Your task is to copy every record exactly.

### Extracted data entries
● ● ● ● ●

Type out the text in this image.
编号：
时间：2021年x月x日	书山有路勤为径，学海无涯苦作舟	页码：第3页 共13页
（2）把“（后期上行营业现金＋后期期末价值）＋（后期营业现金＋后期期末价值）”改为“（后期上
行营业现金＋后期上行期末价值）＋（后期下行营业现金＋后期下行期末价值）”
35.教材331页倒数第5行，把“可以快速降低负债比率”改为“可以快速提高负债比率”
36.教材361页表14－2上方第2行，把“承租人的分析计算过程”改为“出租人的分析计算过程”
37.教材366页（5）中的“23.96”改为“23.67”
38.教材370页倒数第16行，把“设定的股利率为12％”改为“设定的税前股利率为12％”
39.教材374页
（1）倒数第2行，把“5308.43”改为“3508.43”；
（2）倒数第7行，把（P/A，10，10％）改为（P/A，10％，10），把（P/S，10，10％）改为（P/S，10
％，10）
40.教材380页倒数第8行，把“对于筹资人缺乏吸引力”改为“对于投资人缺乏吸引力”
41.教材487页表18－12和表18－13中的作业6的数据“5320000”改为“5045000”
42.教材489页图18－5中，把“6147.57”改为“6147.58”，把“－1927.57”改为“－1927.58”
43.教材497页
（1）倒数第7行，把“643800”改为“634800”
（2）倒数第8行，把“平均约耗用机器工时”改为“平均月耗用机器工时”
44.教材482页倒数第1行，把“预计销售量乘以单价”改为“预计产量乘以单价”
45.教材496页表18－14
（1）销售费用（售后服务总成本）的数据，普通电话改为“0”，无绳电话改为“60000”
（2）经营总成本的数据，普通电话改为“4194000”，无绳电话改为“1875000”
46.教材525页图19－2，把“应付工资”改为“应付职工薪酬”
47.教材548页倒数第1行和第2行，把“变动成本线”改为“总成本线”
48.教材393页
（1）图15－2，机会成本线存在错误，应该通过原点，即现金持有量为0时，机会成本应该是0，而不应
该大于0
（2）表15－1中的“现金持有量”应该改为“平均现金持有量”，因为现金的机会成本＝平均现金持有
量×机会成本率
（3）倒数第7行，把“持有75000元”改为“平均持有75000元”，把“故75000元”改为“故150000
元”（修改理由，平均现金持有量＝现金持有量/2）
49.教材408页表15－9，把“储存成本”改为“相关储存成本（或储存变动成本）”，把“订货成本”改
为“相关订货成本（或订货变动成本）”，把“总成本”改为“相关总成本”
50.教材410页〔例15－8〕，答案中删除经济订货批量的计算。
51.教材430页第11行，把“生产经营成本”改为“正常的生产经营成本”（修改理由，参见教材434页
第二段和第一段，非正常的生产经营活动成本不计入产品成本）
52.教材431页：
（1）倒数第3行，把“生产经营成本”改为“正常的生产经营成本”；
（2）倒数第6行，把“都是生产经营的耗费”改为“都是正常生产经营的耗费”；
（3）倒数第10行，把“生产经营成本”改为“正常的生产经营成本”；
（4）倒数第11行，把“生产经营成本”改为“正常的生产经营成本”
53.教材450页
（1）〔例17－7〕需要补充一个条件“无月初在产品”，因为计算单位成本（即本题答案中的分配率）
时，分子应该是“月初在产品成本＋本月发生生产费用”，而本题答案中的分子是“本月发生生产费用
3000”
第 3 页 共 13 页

● ● ● ● ●

### RESPONSE
Type out the text in this image.
编号：
时间：2021年x月x日	书山有路勤为径，学海无涯苦作舟	页码：第3页 共13页
（2）把“（后期上行营业现金＋后期期末价值）＋（后期营业现金＋后期期末价值）”改为“（后期上
行营业现金＋后期上行期末价值）＋（后期下行营业现金＋后期下行期末价值）”
35.教材331页倒数第5行，把“可以快速降低负债比率”改为“可以快速提高负债比率”
36.教材361页表14－2上方第2行，把“承租人的分析计算过程”改为“出租人的分析计算过程”
37.教材366页（5）中的“23.96”改为“23.67”
38.教材370页倒数第16行，把“设定的股利率为12％”改为“设定的税前股利率为12％”
39.教材374页
（1）倒数第2行，把“5308.43”改为“3508.43”；
（2）倒数第7行，把（P/A，10，10％）改为（P/A，10％，10），把（P/S，10，10％）改为（P/S，10
％，10）
40.教材380页倒数第8行，把“对于筹资人缺乏吸引力”改为“对于投资人缺乏吸引力”
41.教材487页表18－12和表18－13中的作业6的数据“5320000”改为“5045000”
42.教材489页图18－5中，把“6147.57”改为“6147.58”，把“－1927.57”改为“－1927.58”
43.教材497页
（1）倒数第7行，把“643800”改为“634800”
（2）倒数第8行，把“平均约耗用机器工时”改为“平均月耗用机器工时”
44.教材482页倒数第1行，把“预计销售量乘以单价”改为“预计产量乘以单价”
45.教材496页表18－14
（1）销售费用（售后服务总成本）的数据，普通电话改为“0”，无绳电话改为“60000”
（2）经营总成本的数据，普通电话改为“4194000”，无绳电话改为“1875000”
46.教材525页图19－2，把“应付工资”改为“应付职工薪酬”
47.教材548页倒数第1行和第2行，把“变动成本线”改为“总成本线”
48.教材393页
（1）图15－2，机会成本线存在错误，应该通过原点，即现金持有量为0时，机会成本应该是0，而不应
该大于0
（2）表15－1中的“现金持有量”应该改为“平均现金持有量”，因为现金的机会成本＝平均现金持有
量×机会成本率
（3）倒数第7行，把“持有75000元”改为“平均持有75000元”，把“故75000元”改为“故150000
元”（修改理由，平均现金持有量＝现金持有量/2）
49.教材408页表15－9，把“储存成本”改为“相关储存成本（或储存变动成本）”，把“订货成本”改
为“相关订货成本（或订货变动成本）”，把“总成本”改为“相关总成本”
50.教材410页〔例15－8〕，答案中删除经济订货批量的计算。
51.教材430页第11行，把“生产经营成本”改为“正常的生产经营成本”（修改理由，参见教材434页
第二段和第一段，非正常的生产经营活动成本不计入产品成本）
52.教材431页：
（1）倒数第3行，把“生产经营成本”改为“正常的生产经营成本”；
（2）倒数第6行，把“都是生产经营的耗费”改为“都是正常生产经营的耗费”；
（3）倒数第10行，把“生产经营成本”改为“正常的生产经营成本”；
（4）倒数第11行，把“生产经营成本”改为“正常的生产经营成本”
53.教材450页
（1）〔例17－7〕需要补充一个条件“无月初在产品”，因为计算单位成本（即本题答案中的分配率）
时，分子应该是“月初在产品成本＋本月发生生产费用”，而本题答案中的分子是“本月发生生产费用
3000”
第 3 页 共 13 页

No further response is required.